*Prompt*: Please copy every line of the data in which the string "seaweed" appears.

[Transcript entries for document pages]
Segment Open

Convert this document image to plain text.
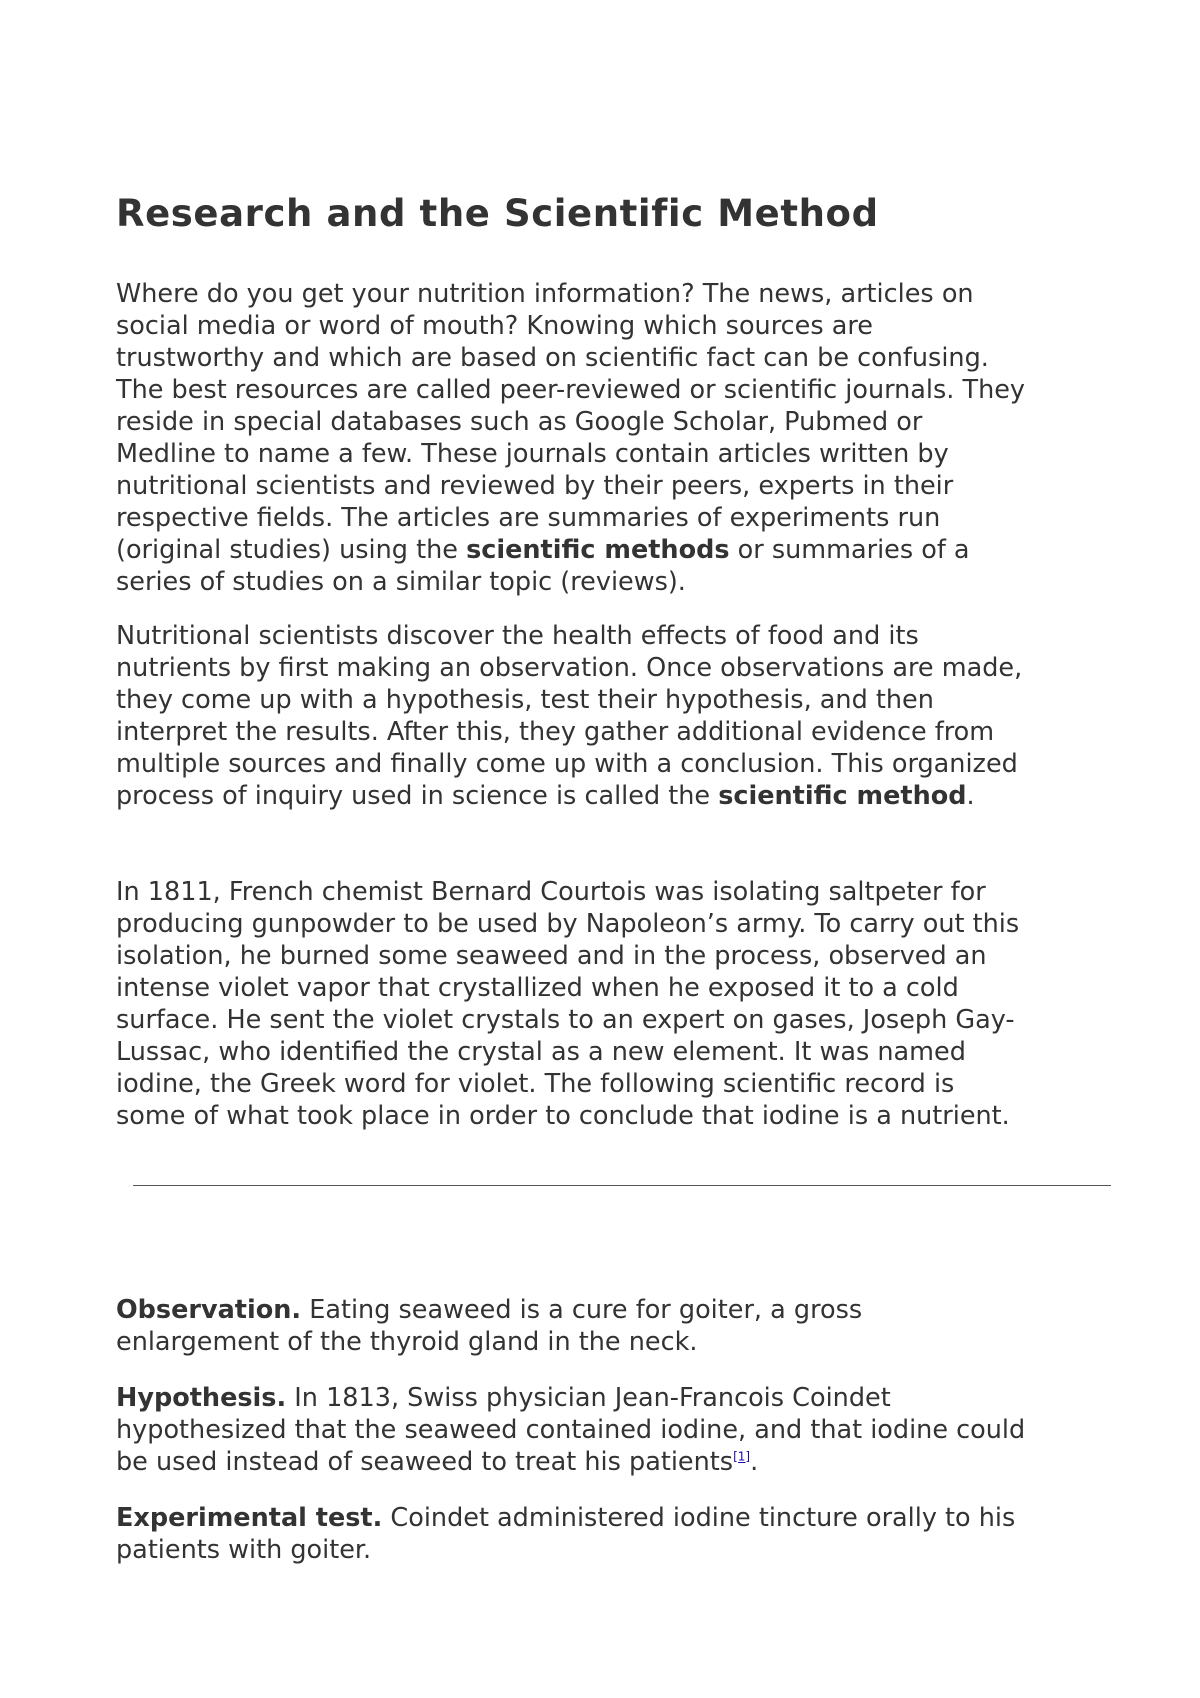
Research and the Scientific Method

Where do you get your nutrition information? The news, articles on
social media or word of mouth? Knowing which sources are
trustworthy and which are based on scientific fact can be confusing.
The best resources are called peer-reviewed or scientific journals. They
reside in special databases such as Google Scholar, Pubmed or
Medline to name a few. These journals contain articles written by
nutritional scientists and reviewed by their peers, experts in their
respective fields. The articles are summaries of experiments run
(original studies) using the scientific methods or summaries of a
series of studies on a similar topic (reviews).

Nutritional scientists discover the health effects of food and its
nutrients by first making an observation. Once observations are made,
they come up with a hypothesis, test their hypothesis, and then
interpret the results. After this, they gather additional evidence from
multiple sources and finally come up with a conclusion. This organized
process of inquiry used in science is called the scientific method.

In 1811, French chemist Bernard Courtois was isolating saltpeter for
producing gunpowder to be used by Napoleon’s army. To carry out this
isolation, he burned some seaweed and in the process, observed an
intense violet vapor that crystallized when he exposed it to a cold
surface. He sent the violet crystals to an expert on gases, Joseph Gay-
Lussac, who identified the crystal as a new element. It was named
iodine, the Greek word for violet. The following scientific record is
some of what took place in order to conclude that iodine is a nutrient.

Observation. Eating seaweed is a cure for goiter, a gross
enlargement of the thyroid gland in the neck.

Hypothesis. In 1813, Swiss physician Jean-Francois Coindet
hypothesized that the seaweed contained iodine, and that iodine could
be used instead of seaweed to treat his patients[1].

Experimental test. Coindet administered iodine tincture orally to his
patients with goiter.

Segment Closed
Segment Open

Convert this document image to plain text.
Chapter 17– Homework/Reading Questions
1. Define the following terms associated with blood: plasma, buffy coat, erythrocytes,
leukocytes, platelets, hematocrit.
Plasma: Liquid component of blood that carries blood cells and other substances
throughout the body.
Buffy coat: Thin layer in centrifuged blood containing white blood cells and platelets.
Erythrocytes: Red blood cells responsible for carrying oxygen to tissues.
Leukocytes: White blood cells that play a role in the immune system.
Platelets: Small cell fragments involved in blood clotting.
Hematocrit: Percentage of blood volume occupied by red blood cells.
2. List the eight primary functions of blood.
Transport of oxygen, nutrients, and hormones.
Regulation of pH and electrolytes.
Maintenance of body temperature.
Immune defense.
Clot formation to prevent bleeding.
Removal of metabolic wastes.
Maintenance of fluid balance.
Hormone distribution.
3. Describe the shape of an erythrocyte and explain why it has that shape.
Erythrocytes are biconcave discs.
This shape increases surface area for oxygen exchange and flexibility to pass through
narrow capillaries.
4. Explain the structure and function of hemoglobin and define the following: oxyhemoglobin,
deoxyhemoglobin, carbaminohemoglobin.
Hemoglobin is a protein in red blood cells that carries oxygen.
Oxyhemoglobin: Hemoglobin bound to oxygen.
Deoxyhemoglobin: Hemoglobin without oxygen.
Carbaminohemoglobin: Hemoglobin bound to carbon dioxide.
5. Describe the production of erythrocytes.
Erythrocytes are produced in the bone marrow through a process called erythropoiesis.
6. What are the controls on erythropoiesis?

Segment Closed
Segment Open

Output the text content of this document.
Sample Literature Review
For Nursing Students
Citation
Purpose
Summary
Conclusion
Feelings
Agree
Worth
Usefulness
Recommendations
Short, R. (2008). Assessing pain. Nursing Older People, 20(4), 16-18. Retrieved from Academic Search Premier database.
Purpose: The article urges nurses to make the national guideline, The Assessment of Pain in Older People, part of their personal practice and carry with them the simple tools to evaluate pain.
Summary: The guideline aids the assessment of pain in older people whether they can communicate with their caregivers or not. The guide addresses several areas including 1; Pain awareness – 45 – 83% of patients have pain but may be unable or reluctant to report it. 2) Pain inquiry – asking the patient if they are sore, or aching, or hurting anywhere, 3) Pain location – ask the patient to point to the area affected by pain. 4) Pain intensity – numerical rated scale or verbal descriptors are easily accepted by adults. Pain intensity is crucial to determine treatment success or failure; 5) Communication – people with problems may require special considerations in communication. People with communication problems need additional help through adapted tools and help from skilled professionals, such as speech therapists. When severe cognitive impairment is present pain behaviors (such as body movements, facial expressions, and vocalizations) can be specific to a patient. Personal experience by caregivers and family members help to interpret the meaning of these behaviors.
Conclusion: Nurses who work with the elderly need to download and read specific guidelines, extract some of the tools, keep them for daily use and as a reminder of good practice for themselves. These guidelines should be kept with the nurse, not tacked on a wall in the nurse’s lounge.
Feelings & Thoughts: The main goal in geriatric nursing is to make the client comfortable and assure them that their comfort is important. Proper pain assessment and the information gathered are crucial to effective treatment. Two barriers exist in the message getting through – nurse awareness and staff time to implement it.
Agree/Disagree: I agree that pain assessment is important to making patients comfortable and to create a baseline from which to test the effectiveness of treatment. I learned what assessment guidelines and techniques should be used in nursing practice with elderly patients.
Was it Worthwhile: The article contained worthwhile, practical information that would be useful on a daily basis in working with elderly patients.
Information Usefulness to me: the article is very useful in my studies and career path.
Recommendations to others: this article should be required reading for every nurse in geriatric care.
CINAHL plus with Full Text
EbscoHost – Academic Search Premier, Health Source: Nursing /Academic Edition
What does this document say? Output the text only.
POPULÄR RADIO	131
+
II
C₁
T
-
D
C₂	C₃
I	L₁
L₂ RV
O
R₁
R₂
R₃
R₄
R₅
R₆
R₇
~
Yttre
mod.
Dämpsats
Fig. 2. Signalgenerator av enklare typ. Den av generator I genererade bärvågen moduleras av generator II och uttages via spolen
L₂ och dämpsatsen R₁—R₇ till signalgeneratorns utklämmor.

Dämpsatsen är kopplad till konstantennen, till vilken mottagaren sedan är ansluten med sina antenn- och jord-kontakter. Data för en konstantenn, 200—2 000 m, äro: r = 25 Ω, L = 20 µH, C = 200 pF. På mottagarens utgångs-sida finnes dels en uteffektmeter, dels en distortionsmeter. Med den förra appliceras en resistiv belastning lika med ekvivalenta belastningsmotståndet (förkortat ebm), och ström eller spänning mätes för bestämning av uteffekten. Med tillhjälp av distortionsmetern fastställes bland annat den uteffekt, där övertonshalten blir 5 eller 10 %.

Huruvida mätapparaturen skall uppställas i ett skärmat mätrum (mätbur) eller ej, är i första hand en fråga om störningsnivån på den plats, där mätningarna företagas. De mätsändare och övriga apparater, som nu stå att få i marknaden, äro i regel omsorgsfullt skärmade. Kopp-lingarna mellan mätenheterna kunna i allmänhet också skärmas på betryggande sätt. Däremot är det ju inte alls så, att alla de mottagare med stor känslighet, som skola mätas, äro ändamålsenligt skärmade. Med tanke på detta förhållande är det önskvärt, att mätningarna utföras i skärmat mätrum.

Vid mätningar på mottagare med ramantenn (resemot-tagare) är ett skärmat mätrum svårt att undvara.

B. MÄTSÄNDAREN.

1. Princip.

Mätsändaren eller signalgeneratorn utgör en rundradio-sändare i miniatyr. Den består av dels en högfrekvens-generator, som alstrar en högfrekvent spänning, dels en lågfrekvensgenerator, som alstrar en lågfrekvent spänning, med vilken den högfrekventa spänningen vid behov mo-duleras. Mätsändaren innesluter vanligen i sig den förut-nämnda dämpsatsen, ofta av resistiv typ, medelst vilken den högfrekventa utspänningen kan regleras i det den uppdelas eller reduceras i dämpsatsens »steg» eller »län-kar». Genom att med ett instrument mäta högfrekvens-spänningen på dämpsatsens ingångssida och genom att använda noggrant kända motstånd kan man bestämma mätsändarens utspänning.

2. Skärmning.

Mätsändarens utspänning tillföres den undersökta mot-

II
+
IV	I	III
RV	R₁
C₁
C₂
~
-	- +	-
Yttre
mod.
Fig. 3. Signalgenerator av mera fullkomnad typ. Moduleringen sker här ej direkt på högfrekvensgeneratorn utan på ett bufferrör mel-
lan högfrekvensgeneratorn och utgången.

Segment Closed

*Task response*:
isolation, he burned some seaweed and in the process, observed an
Observation. Eating seaweed is a cure for goiter, a gross
hypothesized that the seaweed contained iodine, and that iodine could
be used instead of seaweed to treat his patients[1].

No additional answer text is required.